*DOCUMENT SECTION:*

Ink jet printers are becoming much more common as the printer of choice because of their relatively lower cost compared to laser printers and the ability of ink jet printers to produce multi-color images on a variety of media types at reasonable costs per printed sheet. Recent improvements in ink jet printers include improvements in the print heads and the ink cartridges and improved or specialized ink formulations. These improvements have led to improved print quality which results in the ability to produce high quality and/or photographic images. As the use of ink jet printers continues to expand, the ability to produce images on a variety of print media has also expanded. For many applications, the type of print media used in an ink jet printer has little effect on the usefulness of the resulting printed product. However, for specialized applications such as the production of photographic quality images and the printing of images on film, high quality paper and the like, it is important to identify to the printer the media being utilized. Absorbent media such as paper requires shorter drying times and can generally accept more ink per droplet than polymeric films or less absorbent print media. Upon identification of the media, adjustments such as print speed, sheet feed rate, ink droplet size, and the like may be changed to be more compatible with the media.
Media sensors have been used for detecting the presence and type of media in a printer. Despite such descriptions, there remains a need for a device or apparatus which can reliably maintain a media sensor in a proper orientation with respect to the print media plane regardless of the media thickness, amount or type used in the printer.

*PROMPT:* Carry on the passage about media sensors in ink jet printers, starting right after its final sentence.

*GIVEN INFORMATION:*

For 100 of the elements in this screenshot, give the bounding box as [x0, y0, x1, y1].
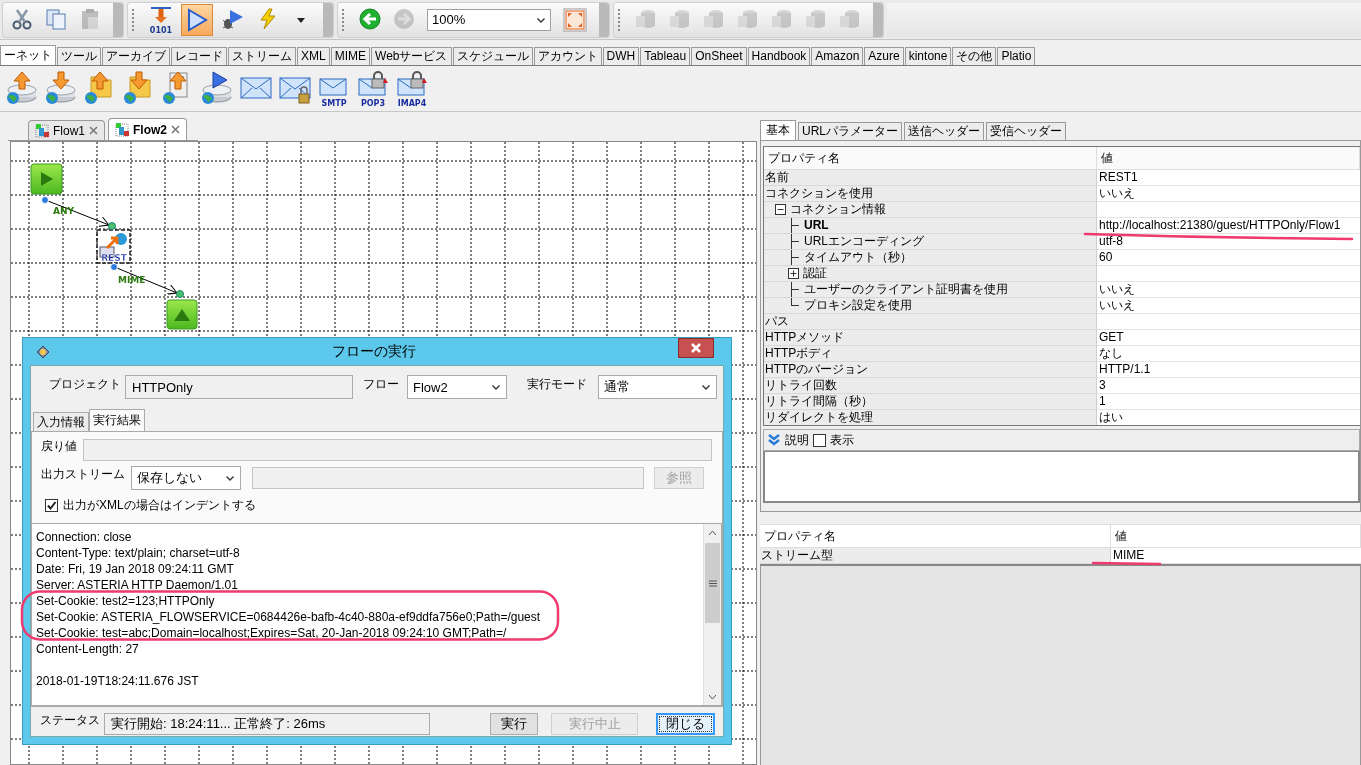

*THE REPLY:*
With regard to the foregoing and other objects, the invention provides a media sensor adjustment device for maintaining a media sensor in a preselected orientation with respect to print media prior to feeding the print media to a printing position within the printer. The adjustment device includes frame members, a media sensor housing attached to the frame members for holding a media sensor adjacent to a media surface, and means for maintaining the sensor housing in a substantially fixed orientation relative to a media surface so as to maintain an optical surface of the media sensor substantially perpendicular to an optical path extending from the surface of the sensor to a plane defined by the media surface.
In another aspect, the invention provides an inkjet printer including a printer carriage area containing a carriage, printheads and ink cartridges attached to the carriage and means for moving and activating the printheads for printing on print media. A media support is provided adjacent the printer carriage area for containing a media web, the media web having a media surface defining a media plane. An optical media sensor adjustment device is attached adjacent the media support. The adjustment device includes frame members, a media sensor housing attached to the flame members for holding a media sensor adjacent the media web and for maintaining the sensor housing in a substantially fixed orientation relative to the media surface so as to maintain an optical surface of the media sensor substantially perpendicular to an optical path extending from the surface of the sensor to a plane define by the media surface.
An advantage of the invention is that the sensor adjustment device provides a method and apparatus for reliably maintaining a media sensor in a position relative to a plane defined by the surface of the print media which assures more accurate identification of the media regardless of the media type, thickness or stack height. As described in more detail below, the apparatus of the invention suitably maintains a print media sensor in an orientation which is substantially optically perpendicular to the media surface regardless of the stack height and at a predetermined distance regardless of the media thickness. The terms “substantially optically perpendicular” and “substantially parallel” mean that a plane defined by an operative surface of the sensor is maintained within ± 3.5 degrees of rotation with respect to x and y axes which lie in the plane of the print media.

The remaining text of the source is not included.